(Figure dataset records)

________________

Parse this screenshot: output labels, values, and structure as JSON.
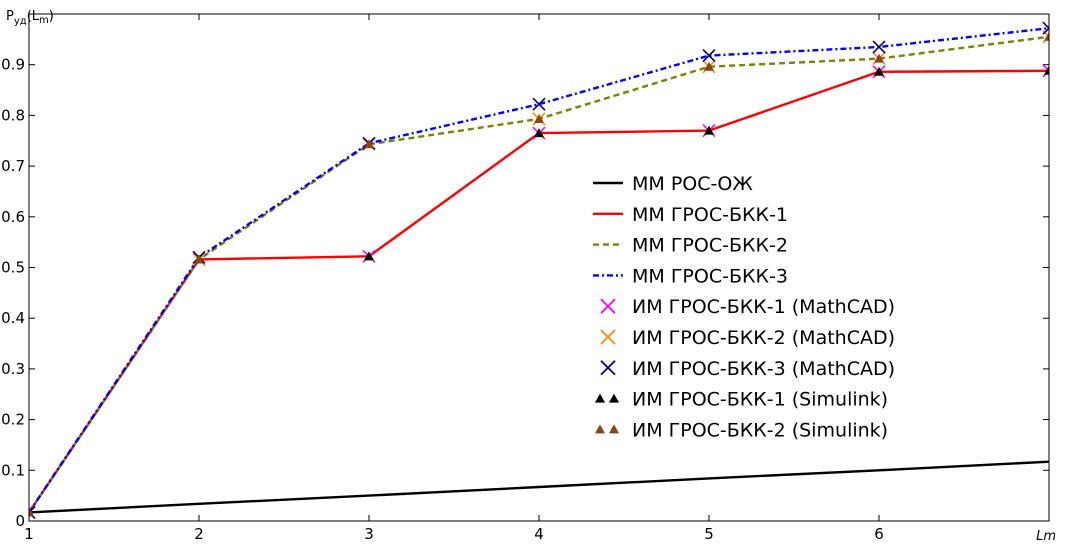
{
  "chart_data": {
    "type": "line",
    "ylabel": "P_уд(L_m)",
    "xlabel": "Lm",
    "xlim": [
      1,
      7
    ],
    "ylim": [
      0,
      1
    ],
    "xticks": [
      1,
      2,
      3,
      4,
      5,
      6
    ],
    "yticks": [
      0,
      0.1,
      0.2,
      0.3,
      0.4,
      0.5,
      0.6,
      0.7,
      0.8,
      0.9
    ],
    "ytick_labels": [
      "0",
      "0.1",
      "0.2",
      "0.3",
      "0.4",
      "0.5",
      "0.6",
      "0.7",
      "0.8",
      "0.9"
    ],
    "xtick_labels": [
      "1",
      "2",
      "3",
      "4",
      "5",
      "6"
    ],
    "grid": false,
    "legend_position": "center-right",
    "x": [
      1,
      2,
      3,
      4,
      5,
      6,
      7
    ],
    "series": [
      {
        "name": "ММ РОС-ОЖ",
        "kind": "line",
        "color": "#000000",
        "dash": "solid",
        "values": [
          0.017,
          0.034,
          0.05,
          0.067,
          0.084,
          0.1,
          0.117
        ]
      },
      {
        "name": "ММ ГРОС-БКК-1",
        "kind": "line",
        "color": "#ff0000",
        "dash": "solid",
        "values": [
          0.017,
          0.516,
          0.522,
          0.765,
          0.77,
          0.886,
          0.888
        ]
      },
      {
        "name": "ММ ГРОС-БКК-2",
        "kind": "line",
        "color": "#808000",
        "dash": "dashed",
        "values": [
          0.017,
          0.516,
          0.743,
          0.793,
          0.896,
          0.912,
          0.955
        ]
      },
      {
        "name": "ММ ГРОС-БКК-3",
        "kind": "line",
        "color": "#0000ff",
        "dash": "dashdot",
        "values": [
          0.017,
          0.52,
          0.745,
          0.822,
          0.918,
          0.935,
          0.972
        ]
      },
      {
        "name": "ИМ ГРОС-БКК-1 (MathCAD)",
        "kind": "marker-x",
        "color": "#ff00ff",
        "values": [
          0.017,
          0.516,
          0.522,
          0.765,
          0.77,
          0.886,
          0.888
        ]
      },
      {
        "name": "ИМ ГРОС-БКК-2 (MathCAD)",
        "kind": "marker-x",
        "color": "#ff8c00",
        "values": [
          0.017,
          0.516,
          0.743,
          0.793,
          0.896,
          0.912,
          0.955
        ]
      },
      {
        "name": "ИМ ГРОС-БКК-3 (MathCAD)",
        "kind": "marker-x",
        "color": "#000080",
        "values": [
          0.017,
          0.52,
          0.745,
          0.822,
          0.918,
          0.935,
          0.972
        ]
      },
      {
        "name": "ИМ ГРОС-БКК-1 (Simulink)",
        "kind": "marker-triangle",
        "color": "#000000",
        "values": [
          0.017,
          0.516,
          0.522,
          0.765,
          0.77,
          0.886,
          0.888
        ]
      },
      {
        "name": "ИМ ГРОС-БКК-2 (Simulink)",
        "kind": "marker-triangle",
        "color": "#8b4513",
        "values": [
          0.017,
          0.516,
          0.743,
          0.793,
          0.896,
          0.912,
          0.955
        ]
      }
    ]
  }
}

________________

Given problem
Output the data exactly. Pictures don't belong in the result.

Written answer
Parse this screenshot: output labels, values, and structure as JSON.
{
  "chart_data": {
    "type": "line",
    "ylabel": "P_уд(L_m)",
    "xlabel": "Lm",
    "xlim": [
      1,
      7
    ],
    "ylim": [
      0,
      1
    ],
    "xticks": [
      1,
      2,
      3,
      4,
      5,
      6
    ],
    "yticks": [
      0,
      0.1,
      0.2,
      0.3,
      0.4,
      0.5,
      0.6,
      0.7,
      0.8,
      0.9
    ],
    "ytick_labels": [
      "0",
      "0.1",
      "0.2",
      "0.3",
      "0.4",
      "0.5",
      "0.6",
      "0.7",
      "0.8",
      "0.9"
    ],
    "xtick_labels": [
      "1",
      "2",
      "3",
      "4",
      "5",
      "6"
    ],
    "grid": false,
    "legend_position": "center-right",
    "x": [
      1,
      2,
      3,
      4,
      5,
      6,
      7
    ],
    "series": [
      {
        "name": "ММ РОС-ОЖ",
        "kind": "line",
        "color": "#000000",
        "dash": "solid",
        "values": [
          0.017,
          0.034,
          0.05,
          0.067,
          0.084,
          0.1,
          0.117
        ]
      },
      {
        "name": "ММ ГРОС-БКК-1",
        "kind": "line",
        "color": "#ff0000",
        "dash": "solid",
        "values": [
          0.017,
          0.516,
          0.522,
          0.765,
          0.77,
          0.886,
          0.888
        ]
      },
      {
        "name": "ММ ГРОС-БКК-2",
        "kind": "line",
        "color": "#808000",
        "dash": "dashed",
        "values": [
          0.017,
          0.516,
          0.743,
          0.793,
          0.896,
          0.912,
          0.955
        ]
      },
      {
        "name": "ММ ГРОС-БКК-3",
        "kind": "line",
        "color": "#0000ff",
        "dash": "dashdot",
        "values": [
          0.017,
          0.52,
          0.745,
          0.822,
          0.918,
          0.935,
          0.972
        ]
      },
      {
        "name": "ИМ ГРОС-БКК-1 (MathCAD)",
        "kind": "marker-x",
        "color": "#ff00ff",
        "values": [
          0.017,
          0.516,
          0.522,
          0.765,
          0.77,
          0.886,
          0.888
        ]
      },
      {
        "name": "ИМ ГРОС-БКК-2 (MathCAD)",
        "kind": "marker-x",
        "color": "#ff8c00",
        "values": [
          0.017,
          0.516,
          0.743,
          0.793,
          0.896,
          0.912,
          0.955
        ]
      },
      {
        "name": "ИМ ГРОС-БКК-3 (MathCAD)",
        "kind": "marker-x",
        "color": "#000080",
        "values": [
          0.017,
          0.52,
          0.745,
          0.822,
          0.918,
          0.935,
          0.972
        ]
      },
      {
        "name": "ИМ ГРОС-БКК-1 (Simulink)",
        "kind": "marker-triangle",
        "color": "#000000",
        "values": [
          0.017,
          0.516,
          0.522,
          0.765,
          0.77,
          0.886,
          0.888
        ]
      },
      {
        "name": "ИМ ГРОС-БКК-2 (Simulink)",
        "kind": "marker-triangle",
        "color": "#8b4513",
        "values": [
          0.017,
          0.516,
          0.743,
          0.793,
          0.896,
          0.912,
          0.955
        ]
      }
    ]
  }
}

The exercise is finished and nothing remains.